▶ [AIM OF THE EXERCISE]
Every entry must be echoed exactly.

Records
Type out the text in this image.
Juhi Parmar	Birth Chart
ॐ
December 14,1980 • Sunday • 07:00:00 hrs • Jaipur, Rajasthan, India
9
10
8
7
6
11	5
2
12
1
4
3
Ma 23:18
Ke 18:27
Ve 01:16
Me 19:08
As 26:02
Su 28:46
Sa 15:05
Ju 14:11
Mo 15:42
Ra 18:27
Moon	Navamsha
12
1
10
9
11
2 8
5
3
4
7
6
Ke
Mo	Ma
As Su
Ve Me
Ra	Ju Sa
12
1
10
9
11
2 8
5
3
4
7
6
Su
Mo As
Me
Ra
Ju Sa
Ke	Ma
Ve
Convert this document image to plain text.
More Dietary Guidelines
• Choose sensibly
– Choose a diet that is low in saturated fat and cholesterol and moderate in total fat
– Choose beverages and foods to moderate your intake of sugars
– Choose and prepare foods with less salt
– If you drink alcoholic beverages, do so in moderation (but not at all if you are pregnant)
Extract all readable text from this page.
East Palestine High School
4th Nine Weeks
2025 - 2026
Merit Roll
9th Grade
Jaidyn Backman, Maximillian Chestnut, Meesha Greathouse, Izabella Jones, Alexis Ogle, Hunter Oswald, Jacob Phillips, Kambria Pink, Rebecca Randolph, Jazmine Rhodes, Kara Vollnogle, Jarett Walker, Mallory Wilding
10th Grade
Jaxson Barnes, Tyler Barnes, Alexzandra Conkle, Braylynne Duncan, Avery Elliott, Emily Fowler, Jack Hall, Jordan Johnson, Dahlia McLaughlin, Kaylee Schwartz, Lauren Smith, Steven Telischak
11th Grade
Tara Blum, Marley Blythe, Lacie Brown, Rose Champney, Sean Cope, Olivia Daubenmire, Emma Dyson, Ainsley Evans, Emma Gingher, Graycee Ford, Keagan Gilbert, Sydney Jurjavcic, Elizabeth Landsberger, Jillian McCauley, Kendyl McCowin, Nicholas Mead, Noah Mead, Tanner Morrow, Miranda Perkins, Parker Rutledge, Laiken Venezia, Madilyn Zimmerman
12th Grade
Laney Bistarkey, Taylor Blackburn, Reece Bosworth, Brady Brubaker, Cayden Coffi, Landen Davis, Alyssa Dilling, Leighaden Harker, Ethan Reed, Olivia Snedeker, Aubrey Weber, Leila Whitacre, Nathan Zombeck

▶ [COMPLETED TASK]
Type out the text in this image.
Juhi Parmar	Birth Chart
ॐ
December 14,1980 • Sunday • 07:00:00 hrs • Jaipur, Rajasthan, India
9
10
8
7
6
11	5
2
12
1
4
3
Ma 23:18
Ke 18:27
Ve 01:16
Me 19:08
As 26:02
Su 28:46
Sa 15:05
Ju 14:11
Mo 15:42
Ra 18:27
Moon	Navamsha
12
1
10
9
11
2 8
5
3
4
7
6
Ke
Mo	Ma
As Su
Ve Me
Ra	Ju Sa
12
1
10
9
11
2 8
5
3
4
7
6
Su
Mo As
Me
Ra
Ju Sa
Ke	Ma
Ve
Convert this document image to plain text.
More Dietary Guidelines
• Choose sensibly
– Choose a diet that is low in saturated fat and cholesterol and moderate in total fat
– Choose beverages and foods to moderate your intake of sugars
– Choose and prepare foods with less salt
– If you drink alcoholic beverages, do so in moderation (but not at all if you are pregnant)
Extract all readable text from this page.
East Palestine High School
4th Nine Weeks
2025 - 2026
Merit Roll
9th Grade
Jaidyn Backman, Maximillian Chestnut, Meesha Greathouse, Izabella Jones, Alexis Ogle, Hunter Oswald, Jacob Phillips, Kambria Pink, Rebecca Randolph, Jazmine Rhodes, Kara Vollnogle, Jarett Walker, Mallory Wilding
10th Grade
Jaxson Barnes, Tyler Barnes, Alexzandra Conkle, Braylynne Duncan, Avery Elliott, Emily Fowler, Jack Hall, Jordan Johnson, Dahlia McLaughlin, Kaylee Schwartz, Lauren Smith, Steven Telischak
11th Grade
Tara Blum, Marley Blythe, Lacie Brown, Rose Champney, Sean Cope, Olivia Daubenmire, Emma Dyson, Ainsley Evans, Emma Gingher, Graycee Ford, Keagan Gilbert, Sydney Jurjavcic, Elizabeth Landsberger, Jillian McCauley, Kendyl McCowin, Nicholas Mead, Noah Mead, Tanner Morrow, Miranda Perkins, Parker Rutledge, Laiken Venezia, Madilyn Zimmerman
12th Grade
Laney Bistarkey, Taylor Blackburn, Reece Bosworth, Brady Brubaker, Cayden Coffi, Landen Davis, Alyssa Dilling, Leighaden Harker, Ethan Reed, Olivia Snedeker, Aubrey Weber, Leila Whitacre, Nathan Zombeck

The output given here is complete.